BEGIN
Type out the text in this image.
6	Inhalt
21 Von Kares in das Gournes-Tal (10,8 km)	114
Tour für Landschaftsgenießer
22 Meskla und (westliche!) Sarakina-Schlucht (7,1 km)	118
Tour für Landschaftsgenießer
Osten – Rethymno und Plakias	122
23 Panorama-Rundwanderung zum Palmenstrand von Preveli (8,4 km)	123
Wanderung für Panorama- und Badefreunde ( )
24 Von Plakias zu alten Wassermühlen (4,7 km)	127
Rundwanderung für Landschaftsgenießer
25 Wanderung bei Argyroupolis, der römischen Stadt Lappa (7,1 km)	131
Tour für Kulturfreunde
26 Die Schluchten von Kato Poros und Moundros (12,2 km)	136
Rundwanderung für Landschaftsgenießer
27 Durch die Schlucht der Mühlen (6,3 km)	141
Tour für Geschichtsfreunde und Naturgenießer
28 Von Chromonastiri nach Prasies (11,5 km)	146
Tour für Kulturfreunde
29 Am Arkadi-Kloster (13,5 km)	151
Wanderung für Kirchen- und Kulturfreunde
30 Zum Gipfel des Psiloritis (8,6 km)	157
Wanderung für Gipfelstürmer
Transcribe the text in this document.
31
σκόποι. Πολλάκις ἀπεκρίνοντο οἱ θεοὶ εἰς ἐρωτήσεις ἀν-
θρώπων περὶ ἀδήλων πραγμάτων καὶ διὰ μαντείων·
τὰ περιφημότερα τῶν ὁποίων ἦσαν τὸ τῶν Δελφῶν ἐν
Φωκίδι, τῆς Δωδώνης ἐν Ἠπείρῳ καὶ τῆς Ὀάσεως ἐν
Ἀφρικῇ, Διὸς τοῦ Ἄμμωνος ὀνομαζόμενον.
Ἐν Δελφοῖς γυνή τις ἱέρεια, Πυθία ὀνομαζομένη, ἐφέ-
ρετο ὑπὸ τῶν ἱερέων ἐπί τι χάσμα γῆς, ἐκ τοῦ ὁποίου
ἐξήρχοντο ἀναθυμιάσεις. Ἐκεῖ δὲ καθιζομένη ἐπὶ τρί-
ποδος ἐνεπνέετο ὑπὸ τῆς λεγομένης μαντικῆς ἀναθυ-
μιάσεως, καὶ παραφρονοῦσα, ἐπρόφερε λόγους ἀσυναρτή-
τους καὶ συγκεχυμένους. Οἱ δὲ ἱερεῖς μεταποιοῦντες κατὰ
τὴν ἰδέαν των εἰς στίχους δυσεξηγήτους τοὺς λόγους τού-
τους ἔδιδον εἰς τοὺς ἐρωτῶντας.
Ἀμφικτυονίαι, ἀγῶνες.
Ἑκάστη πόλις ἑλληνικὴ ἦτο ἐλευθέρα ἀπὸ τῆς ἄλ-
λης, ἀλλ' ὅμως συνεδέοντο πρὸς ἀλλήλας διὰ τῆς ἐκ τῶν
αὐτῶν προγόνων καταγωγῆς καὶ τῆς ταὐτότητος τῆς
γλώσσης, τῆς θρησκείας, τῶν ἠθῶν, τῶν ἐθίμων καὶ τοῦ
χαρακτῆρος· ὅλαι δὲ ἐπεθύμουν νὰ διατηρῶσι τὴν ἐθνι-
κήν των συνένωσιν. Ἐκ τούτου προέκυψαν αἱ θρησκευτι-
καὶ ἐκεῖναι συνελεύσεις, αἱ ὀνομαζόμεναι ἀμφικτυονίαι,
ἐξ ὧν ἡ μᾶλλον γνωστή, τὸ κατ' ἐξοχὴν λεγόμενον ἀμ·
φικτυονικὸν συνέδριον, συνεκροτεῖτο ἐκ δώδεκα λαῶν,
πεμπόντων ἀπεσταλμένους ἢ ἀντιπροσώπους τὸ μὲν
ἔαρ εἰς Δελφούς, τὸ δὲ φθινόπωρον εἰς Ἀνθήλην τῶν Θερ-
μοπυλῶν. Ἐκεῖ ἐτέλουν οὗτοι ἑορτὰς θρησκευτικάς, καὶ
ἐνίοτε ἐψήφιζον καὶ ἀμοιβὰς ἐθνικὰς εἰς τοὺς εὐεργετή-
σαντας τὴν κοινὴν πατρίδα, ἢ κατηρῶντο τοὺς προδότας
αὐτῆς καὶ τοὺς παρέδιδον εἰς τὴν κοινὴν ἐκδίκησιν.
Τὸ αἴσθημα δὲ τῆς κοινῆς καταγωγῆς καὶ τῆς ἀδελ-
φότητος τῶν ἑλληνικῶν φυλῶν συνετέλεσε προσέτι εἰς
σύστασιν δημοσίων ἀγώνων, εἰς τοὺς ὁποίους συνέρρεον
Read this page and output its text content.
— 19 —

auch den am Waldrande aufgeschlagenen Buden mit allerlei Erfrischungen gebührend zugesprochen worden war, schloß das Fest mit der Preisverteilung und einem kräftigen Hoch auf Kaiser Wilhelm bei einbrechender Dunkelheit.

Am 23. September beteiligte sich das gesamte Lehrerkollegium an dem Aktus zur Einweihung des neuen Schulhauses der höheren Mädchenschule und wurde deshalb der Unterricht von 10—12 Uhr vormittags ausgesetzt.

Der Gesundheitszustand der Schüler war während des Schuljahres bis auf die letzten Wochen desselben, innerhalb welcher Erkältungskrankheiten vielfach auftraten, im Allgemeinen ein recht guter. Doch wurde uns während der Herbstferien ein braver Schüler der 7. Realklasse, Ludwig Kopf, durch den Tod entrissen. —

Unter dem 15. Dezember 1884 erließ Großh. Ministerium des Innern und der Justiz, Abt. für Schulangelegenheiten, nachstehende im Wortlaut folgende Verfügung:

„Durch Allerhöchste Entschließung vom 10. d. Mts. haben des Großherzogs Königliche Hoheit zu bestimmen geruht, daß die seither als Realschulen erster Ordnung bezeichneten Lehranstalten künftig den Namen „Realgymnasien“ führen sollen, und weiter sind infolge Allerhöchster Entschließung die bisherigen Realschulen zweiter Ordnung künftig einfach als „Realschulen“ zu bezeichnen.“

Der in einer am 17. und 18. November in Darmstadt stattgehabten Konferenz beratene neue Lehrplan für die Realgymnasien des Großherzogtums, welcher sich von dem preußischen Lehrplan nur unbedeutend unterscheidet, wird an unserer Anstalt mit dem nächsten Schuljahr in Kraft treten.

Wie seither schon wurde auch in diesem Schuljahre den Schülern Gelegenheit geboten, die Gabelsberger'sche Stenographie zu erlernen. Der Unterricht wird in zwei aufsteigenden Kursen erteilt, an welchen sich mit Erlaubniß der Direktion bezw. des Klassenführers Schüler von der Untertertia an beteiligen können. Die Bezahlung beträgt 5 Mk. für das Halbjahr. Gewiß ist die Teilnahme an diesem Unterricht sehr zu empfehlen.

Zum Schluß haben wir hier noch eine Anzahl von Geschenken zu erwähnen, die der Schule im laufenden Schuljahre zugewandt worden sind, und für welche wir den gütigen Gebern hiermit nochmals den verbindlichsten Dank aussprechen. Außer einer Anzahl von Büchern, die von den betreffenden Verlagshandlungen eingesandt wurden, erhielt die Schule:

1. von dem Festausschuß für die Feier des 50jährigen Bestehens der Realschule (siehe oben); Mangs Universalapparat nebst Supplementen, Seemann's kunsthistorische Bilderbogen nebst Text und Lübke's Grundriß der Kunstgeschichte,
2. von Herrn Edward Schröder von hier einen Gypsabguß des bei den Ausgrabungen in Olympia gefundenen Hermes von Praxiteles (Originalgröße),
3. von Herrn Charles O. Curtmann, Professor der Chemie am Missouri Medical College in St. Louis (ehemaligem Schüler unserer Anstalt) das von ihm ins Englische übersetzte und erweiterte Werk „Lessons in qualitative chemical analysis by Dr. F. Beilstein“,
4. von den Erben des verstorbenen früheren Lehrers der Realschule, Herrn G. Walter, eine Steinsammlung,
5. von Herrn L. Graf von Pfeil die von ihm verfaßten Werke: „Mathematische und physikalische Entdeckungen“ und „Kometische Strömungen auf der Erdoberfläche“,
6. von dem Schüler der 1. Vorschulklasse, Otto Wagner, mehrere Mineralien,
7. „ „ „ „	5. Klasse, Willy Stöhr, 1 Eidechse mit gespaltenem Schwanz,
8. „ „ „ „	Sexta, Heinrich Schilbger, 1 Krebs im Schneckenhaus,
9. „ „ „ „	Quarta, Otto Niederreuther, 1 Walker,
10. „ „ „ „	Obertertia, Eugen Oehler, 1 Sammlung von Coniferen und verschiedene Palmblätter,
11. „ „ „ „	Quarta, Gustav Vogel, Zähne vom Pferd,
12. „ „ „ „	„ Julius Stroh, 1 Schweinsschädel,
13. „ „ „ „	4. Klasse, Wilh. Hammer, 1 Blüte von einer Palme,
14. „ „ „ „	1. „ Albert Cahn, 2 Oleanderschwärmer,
END
## Exercise objective
Scan the entries above for the word "Realgymnasien" and collect each line holding it.

## Final result
„Durch Allerhöchste Entschließung vom 10. d. Mts. haben des Großherzogs Königliche Hoheit zu bestimmen geruht, daß die seither als Realschulen erster Ordnung bezeichneten Lehranstalten künftig den Namen „Realgymnasien“ führen sollen, und weiter sind infolge Allerhöchster Entschließung die bisherigen Realschulen zweiter Ordnung künftig einfach als „Realschulen“ zu bezeichnen.“
Der in einer am 17. und 18. November in Darmstadt stattgehabten Konferenz beratene neue Lehrplan für die Realgymnasien des Großherzogtums, welcher sich von dem preußischen Lehrplan nur unbedeutend unterscheidet, wird an unserer Anstalt mit dem nächsten Schuljahr in Kraft treten.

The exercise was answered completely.